### TASK BRIEF
Restate each line word for word. Leave out every picture.

++++++++++++++++++++

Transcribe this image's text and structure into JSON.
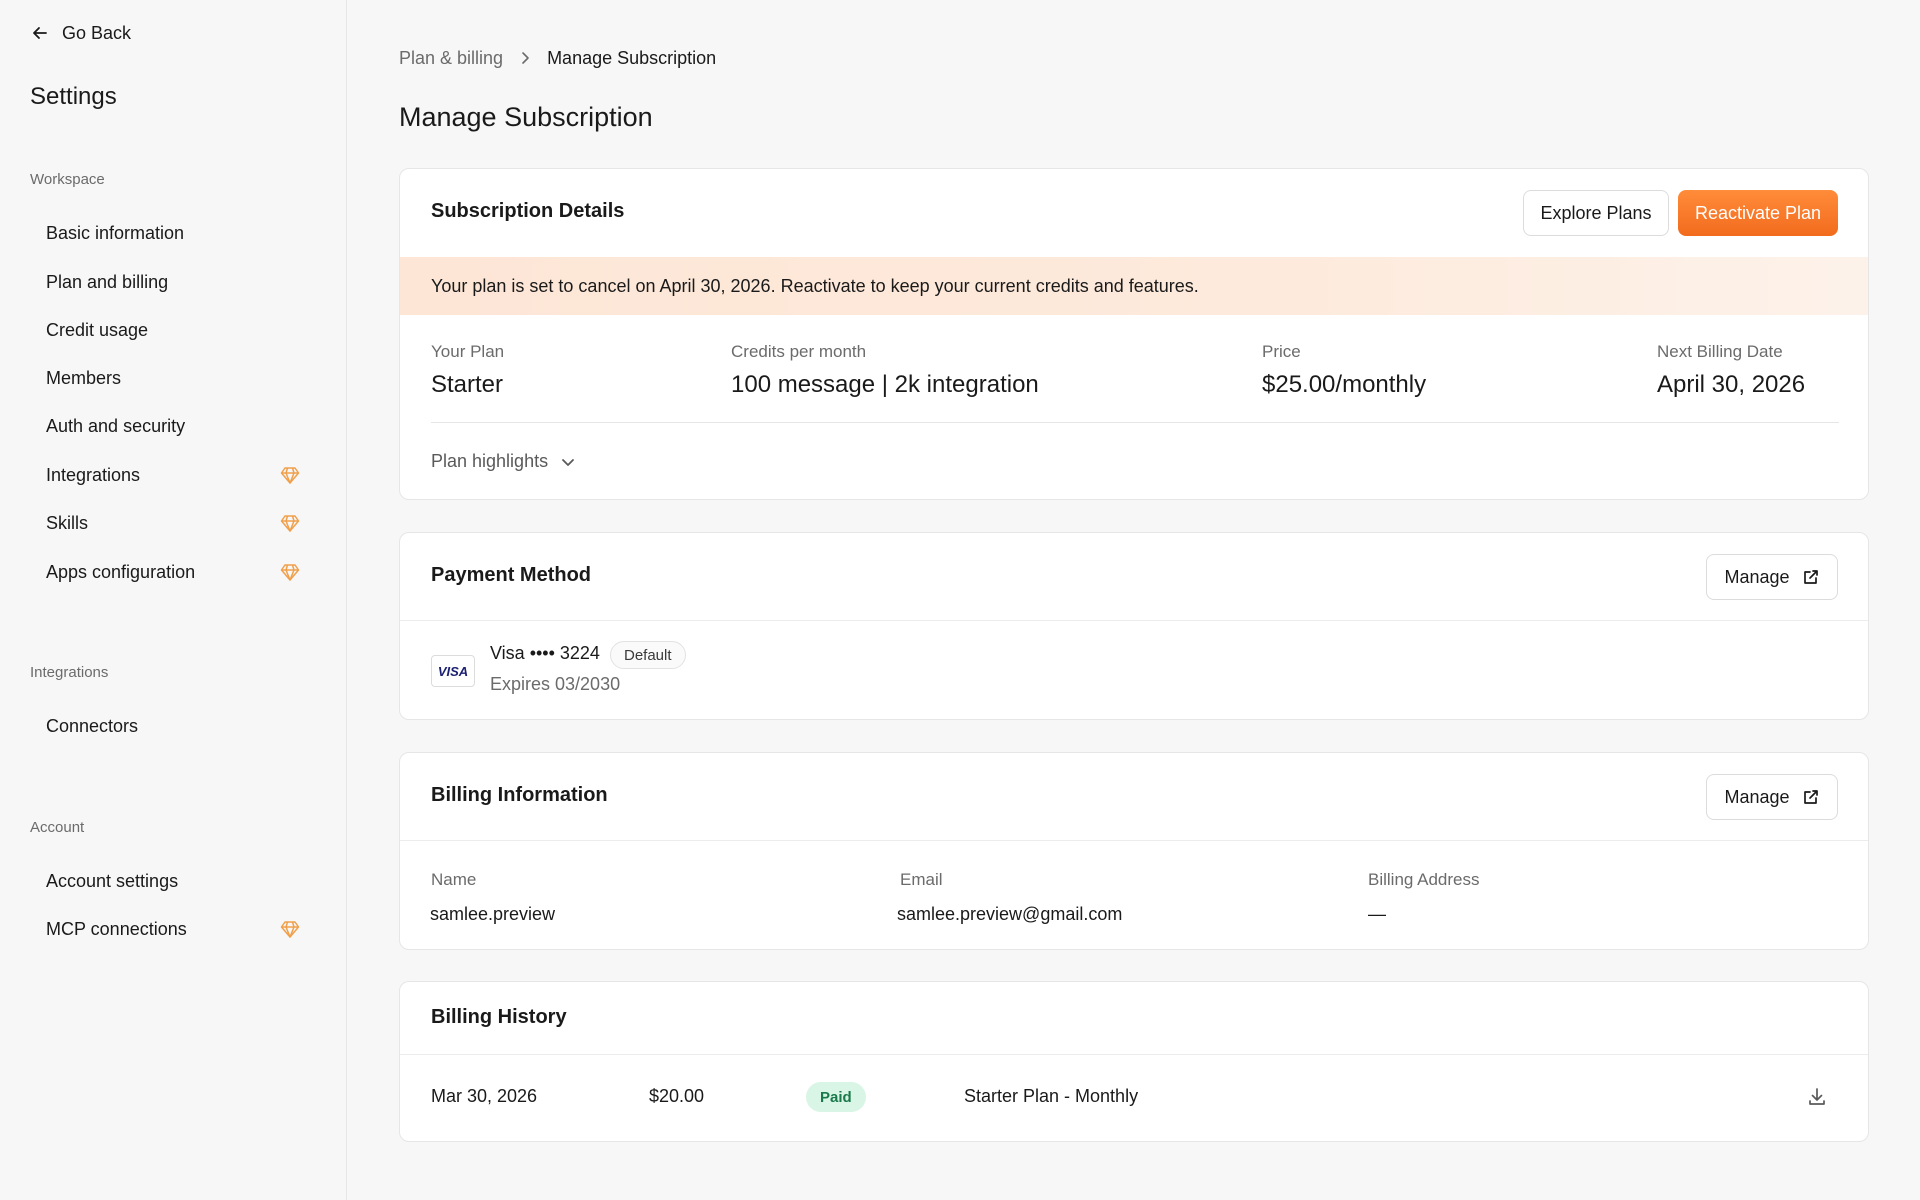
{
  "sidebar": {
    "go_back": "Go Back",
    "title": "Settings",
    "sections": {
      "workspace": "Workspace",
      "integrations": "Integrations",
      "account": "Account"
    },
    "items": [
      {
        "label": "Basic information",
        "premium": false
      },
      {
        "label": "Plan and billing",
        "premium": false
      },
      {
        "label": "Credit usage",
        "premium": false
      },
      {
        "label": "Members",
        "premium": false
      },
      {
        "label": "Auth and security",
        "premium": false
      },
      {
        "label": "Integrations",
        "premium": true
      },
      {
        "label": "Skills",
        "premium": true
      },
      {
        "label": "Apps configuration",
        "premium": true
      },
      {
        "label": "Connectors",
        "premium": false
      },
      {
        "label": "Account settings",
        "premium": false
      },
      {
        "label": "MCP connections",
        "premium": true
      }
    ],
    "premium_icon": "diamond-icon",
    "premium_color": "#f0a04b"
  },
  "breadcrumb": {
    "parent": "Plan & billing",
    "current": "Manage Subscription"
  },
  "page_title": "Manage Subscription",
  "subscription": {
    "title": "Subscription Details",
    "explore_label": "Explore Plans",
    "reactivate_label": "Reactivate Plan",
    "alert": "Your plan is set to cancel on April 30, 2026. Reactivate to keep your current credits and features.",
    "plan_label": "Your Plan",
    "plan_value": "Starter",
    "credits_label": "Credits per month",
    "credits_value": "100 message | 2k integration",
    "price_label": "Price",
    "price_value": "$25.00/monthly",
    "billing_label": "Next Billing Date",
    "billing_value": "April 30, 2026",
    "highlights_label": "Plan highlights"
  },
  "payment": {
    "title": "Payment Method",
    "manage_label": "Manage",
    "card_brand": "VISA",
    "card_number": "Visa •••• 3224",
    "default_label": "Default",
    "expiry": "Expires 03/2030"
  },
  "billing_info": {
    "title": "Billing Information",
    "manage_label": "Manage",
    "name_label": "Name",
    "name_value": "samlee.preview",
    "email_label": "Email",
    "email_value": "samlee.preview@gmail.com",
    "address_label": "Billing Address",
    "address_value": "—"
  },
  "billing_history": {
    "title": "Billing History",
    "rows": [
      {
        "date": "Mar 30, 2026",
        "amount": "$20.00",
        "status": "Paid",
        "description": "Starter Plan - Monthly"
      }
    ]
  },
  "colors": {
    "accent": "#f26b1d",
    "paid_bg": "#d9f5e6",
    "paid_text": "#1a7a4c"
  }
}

++++++++++++++++++++

### WRITTEN ANSWER
Transcribe this image's text and structure into JSON.
{
  "sidebar": {
    "go_back": "Go Back",
    "title": "Settings",
    "sections": {
      "workspace": "Workspace",
      "integrations": "Integrations",
      "account": "Account"
    },
    "items": [
      {
        "label": "Basic information",
        "premium": false
      },
      {
        "label": "Plan and billing",
        "premium": false
      },
      {
        "label": "Credit usage",
        "premium": false
      },
      {
        "label": "Members",
        "premium": false
      },
      {
        "label": "Auth and security",
        "premium": false
      },
      {
        "label": "Integrations",
        "premium": true
      },
      {
        "label": "Skills",
        "premium": true
      },
      {
        "label": "Apps configuration",
        "premium": true
      },
      {
        "label": "Connectors",
        "premium": false
      },
      {
        "label": "Account settings",
        "premium": false
      },
      {
        "label": "MCP connections",
        "premium": true
      }
    ],
    "premium_icon": "diamond-icon",
    "premium_color": "#f0a04b"
  },
  "breadcrumb": {
    "parent": "Plan & billing",
    "current": "Manage Subscription"
  },
  "page_title": "Manage Subscription",
  "subscription": {
    "title": "Subscription Details",
    "explore_label": "Explore Plans",
    "reactivate_label": "Reactivate Plan",
    "alert": "Your plan is set to cancel on April 30, 2026. Reactivate to keep your current credits and features.",
    "plan_label": "Your Plan",
    "plan_value": "Starter",
    "credits_label": "Credits per month",
    "credits_value": "100 message | 2k integration",
    "price_label": "Price",
    "price_value": "$25.00/monthly",
    "billing_label": "Next Billing Date",
    "billing_value": "April 30, 2026",
    "highlights_label": "Plan highlights"
  },
  "payment": {
    "title": "Payment Method",
    "manage_label": "Manage",
    "card_brand": "VISA",
    "card_number": "Visa •••• 3224",
    "default_label": "Default",
    "expiry": "Expires 03/2030"
  },
  "billing_info": {
    "title": "Billing Information",
    "manage_label": "Manage",
    "name_label": "Name",
    "name_value": "samlee.preview",
    "email_label": "Email",
    "email_value": "samlee.preview@gmail.com",
    "address_label": "Billing Address",
    "address_value": "—"
  },
  "billing_history": {
    "title": "Billing History",
    "rows": [
      {
        "date": "Mar 30, 2026",
        "amount": "$20.00",
        "status": "Paid",
        "description": "Starter Plan - Monthly"
      }
    ]
  },
  "colors": {
    "accent": "#f26b1d",
    "paid_bg": "#d9f5e6",
    "paid_text": "#1a7a4c"
  }
}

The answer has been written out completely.